> _WRITTEN REQUEST_: Determine how many lines in the data below contain "object" and write only that number.

> _EXTRACTED DATA_:

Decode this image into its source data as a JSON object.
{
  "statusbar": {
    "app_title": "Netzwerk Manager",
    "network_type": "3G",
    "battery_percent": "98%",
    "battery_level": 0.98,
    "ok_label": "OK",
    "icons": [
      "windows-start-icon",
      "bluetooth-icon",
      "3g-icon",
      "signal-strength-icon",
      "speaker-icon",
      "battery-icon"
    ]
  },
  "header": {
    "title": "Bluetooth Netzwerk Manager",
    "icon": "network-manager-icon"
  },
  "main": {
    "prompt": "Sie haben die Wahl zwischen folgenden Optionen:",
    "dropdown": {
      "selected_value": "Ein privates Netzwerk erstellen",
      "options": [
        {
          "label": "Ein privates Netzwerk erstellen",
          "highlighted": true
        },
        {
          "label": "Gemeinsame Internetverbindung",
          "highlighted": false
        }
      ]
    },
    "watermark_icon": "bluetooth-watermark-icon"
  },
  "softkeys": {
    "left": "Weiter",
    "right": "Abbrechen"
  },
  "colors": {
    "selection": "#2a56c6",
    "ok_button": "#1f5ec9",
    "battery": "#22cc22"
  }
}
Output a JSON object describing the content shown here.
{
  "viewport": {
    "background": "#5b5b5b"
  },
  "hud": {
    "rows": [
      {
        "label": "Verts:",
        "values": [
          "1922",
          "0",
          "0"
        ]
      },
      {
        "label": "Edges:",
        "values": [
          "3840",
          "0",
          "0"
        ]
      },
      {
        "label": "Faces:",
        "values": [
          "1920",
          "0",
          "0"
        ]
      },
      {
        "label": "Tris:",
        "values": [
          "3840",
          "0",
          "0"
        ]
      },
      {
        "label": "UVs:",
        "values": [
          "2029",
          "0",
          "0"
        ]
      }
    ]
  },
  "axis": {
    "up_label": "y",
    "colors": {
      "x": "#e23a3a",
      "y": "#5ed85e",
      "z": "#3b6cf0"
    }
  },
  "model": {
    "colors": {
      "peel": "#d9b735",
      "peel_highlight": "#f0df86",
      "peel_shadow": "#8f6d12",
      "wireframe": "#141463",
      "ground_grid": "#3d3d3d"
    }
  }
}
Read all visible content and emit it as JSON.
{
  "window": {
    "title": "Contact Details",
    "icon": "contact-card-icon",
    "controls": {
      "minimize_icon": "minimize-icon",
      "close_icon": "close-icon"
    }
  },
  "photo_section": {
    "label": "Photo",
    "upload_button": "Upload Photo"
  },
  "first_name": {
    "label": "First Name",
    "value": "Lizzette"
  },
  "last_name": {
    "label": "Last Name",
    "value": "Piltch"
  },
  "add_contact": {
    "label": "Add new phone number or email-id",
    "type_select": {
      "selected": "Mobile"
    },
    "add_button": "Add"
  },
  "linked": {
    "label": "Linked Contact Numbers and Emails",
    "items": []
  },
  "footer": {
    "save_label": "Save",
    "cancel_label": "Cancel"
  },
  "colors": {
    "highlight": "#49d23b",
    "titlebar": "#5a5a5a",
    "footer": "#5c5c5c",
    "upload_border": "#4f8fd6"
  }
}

> _THE SOLUTION_: 2